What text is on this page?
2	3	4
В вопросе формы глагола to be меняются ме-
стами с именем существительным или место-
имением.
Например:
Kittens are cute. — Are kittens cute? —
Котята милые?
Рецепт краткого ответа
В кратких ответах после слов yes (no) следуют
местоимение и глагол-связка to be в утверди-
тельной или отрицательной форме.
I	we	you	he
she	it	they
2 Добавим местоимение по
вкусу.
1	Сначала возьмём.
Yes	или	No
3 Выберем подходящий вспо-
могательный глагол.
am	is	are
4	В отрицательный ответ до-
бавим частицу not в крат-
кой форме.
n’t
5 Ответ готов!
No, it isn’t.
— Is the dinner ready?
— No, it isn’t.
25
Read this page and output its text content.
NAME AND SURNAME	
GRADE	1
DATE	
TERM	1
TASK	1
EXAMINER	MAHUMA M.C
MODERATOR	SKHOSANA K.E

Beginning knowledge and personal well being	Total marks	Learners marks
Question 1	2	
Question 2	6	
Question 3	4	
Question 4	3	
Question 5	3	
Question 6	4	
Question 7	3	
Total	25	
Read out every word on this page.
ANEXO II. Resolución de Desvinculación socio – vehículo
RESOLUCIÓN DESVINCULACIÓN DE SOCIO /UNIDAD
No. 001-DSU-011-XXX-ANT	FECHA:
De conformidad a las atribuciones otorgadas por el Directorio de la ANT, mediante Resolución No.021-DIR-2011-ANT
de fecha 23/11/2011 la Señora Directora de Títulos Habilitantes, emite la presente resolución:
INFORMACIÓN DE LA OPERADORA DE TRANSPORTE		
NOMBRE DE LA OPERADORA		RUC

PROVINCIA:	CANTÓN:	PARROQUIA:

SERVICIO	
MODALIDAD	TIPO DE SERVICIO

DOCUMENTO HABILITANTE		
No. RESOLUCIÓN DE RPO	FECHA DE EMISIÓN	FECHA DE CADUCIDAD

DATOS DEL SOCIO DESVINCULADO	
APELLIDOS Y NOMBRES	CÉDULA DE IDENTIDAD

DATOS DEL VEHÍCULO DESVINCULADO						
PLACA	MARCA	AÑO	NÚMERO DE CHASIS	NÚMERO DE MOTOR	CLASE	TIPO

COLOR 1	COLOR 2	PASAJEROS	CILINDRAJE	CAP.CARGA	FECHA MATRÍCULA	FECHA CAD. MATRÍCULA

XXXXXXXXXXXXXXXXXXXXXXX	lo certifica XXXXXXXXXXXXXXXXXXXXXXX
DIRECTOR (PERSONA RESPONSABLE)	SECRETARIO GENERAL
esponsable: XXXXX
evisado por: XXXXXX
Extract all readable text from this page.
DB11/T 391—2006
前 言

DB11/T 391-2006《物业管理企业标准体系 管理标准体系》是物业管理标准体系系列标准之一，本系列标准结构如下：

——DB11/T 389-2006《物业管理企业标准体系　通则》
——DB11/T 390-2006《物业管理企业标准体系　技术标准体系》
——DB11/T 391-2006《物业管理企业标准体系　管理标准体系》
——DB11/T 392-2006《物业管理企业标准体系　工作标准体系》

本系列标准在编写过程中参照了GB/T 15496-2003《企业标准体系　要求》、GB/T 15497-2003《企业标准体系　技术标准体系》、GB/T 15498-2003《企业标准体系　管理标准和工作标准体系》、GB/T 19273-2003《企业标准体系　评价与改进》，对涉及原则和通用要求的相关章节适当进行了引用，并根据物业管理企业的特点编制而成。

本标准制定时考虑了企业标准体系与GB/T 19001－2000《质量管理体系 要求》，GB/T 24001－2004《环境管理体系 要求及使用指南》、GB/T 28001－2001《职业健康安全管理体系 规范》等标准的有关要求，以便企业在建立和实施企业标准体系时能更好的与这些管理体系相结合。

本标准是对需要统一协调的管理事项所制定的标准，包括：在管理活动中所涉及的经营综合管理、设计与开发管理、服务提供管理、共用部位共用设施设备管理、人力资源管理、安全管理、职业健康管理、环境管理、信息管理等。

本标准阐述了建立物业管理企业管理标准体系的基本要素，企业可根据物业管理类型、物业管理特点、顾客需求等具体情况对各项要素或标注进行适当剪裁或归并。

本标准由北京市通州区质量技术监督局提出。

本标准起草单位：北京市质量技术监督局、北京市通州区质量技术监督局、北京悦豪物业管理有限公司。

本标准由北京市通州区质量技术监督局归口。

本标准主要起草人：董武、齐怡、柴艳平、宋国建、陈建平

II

● **Problem**:
Write the data out again in full and exactly.

● **Expected answer**:
What text is on this page?
2	3	4
В вопросе формы глагола to be меняются ме-
стами с именем существительным или место-
имением.
Например:
Kittens are cute. — Are kittens cute? —
Котята милые?
Рецепт краткого ответа
В кратких ответах после слов yes (no) следуют
местоимение и глагол-связка to be в утверди-
тельной или отрицательной форме.
I	we	you	he
she	it	they
2 Добавим местоимение по
вкусу.
1	Сначала возьмём.
Yes	или	No
3 Выберем подходящий вспо-
могательный глагол.
am	is	are
4	В отрицательный ответ до-
бавим частицу not в крат-
кой форме.
n’t
5 Ответ готов!
No, it isn’t.
— Is the dinner ready?
— No, it isn’t.
25
Read this page and output its text content.
NAME AND SURNAME	
GRADE	1
DATE	
TERM	1
TASK	1
EXAMINER	MAHUMA M.C
MODERATOR	SKHOSANA K.E

Beginning knowledge and personal well being	Total marks	Learners marks
Question 1	2	
Question 2	6	
Question 3	4	
Question 4	3	
Question 5	3	
Question 6	4	
Question 7	3	
Total	25	
Read out every word on this page.
ANEXO II. Resolución de Desvinculación socio – vehículo
RESOLUCIÓN DESVINCULACIÓN DE SOCIO /UNIDAD
No. 001-DSU-011-XXX-ANT	FECHA:
De conformidad a las atribuciones otorgadas por el Directorio de la ANT, mediante Resolución No.021-DIR-2011-ANT
de fecha 23/11/2011 la Señora Directora de Títulos Habilitantes, emite la presente resolución:
INFORMACIÓN DE LA OPERADORA DE TRANSPORTE		
NOMBRE DE LA OPERADORA		RUC

PROVINCIA:	CANTÓN:	PARROQUIA:

SERVICIO	
MODALIDAD	TIPO DE SERVICIO

DOCUMENTO HABILITANTE		
No. RESOLUCIÓN DE RPO	FECHA DE EMISIÓN	FECHA DE CADUCIDAD

DATOS DEL SOCIO DESVINCULADO	
APELLIDOS Y NOMBRES	CÉDULA DE IDENTIDAD

DATOS DEL VEHÍCULO DESVINCULADO						
PLACA	MARCA	AÑO	NÚMERO DE CHASIS	NÚMERO DE MOTOR	CLASE	TIPO

COLOR 1	COLOR 2	PASAJEROS	CILINDRAJE	CAP.CARGA	FECHA MATRÍCULA	FECHA CAD. MATRÍCULA

XXXXXXXXXXXXXXXXXXXXXXX	lo certifica XXXXXXXXXXXXXXXXXXXXXXX
DIRECTOR (PERSONA RESPONSABLE)	SECRETARIO GENERAL
esponsable: XXXXX
evisado por: XXXXXX
Extract all readable text from this page.
DB11/T 391—2006
前 言

DB11/T 391-2006《物业管理企业标准体系 管理标准体系》是物业管理标准体系系列标准之一，本系列标准结构如下：

——DB11/T 389-2006《物业管理企业标准体系　通则》
——DB11/T 390-2006《物业管理企业标准体系　技术标准体系》
——DB11/T 391-2006《物业管理企业标准体系　管理标准体系》
——DB11/T 392-2006《物业管理企业标准体系　工作标准体系》

本系列标准在编写过程中参照了GB/T 15496-2003《企业标准体系　要求》、GB/T 15497-2003《企业标准体系　技术标准体系》、GB/T 15498-2003《企业标准体系　管理标准和工作标准体系》、GB/T 19273-2003《企业标准体系　评价与改进》，对涉及原则和通用要求的相关章节适当进行了引用，并根据物业管理企业的特点编制而成。

本标准制定时考虑了企业标准体系与GB/T 19001－2000《质量管理体系 要求》，GB/T 24001－2004《环境管理体系 要求及使用指南》、GB/T 28001－2001《职业健康安全管理体系 规范》等标准的有关要求，以便企业在建立和实施企业标准体系时能更好的与这些管理体系相结合。

本标准是对需要统一协调的管理事项所制定的标准，包括：在管理活动中所涉及的经营综合管理、设计与开发管理、服务提供管理、共用部位共用设施设备管理、人力资源管理、安全管理、职业健康管理、环境管理、信息管理等。

本标准阐述了建立物业管理企业管理标准体系的基本要素，企业可根据物业管理类型、物业管理特点、顾客需求等具体情况对各项要素或标注进行适当剪裁或归并。

本标准由北京市通州区质量技术监督局提出。

本标准起草单位：北京市质量技术监督局、北京市通州区质量技术监督局、北京悦豪物业管理有限公司。

本标准由北京市通州区质量技术监督局归口。

本标准主要起草人：董武、齐怡、柴艳平、宋国建、陈建平

II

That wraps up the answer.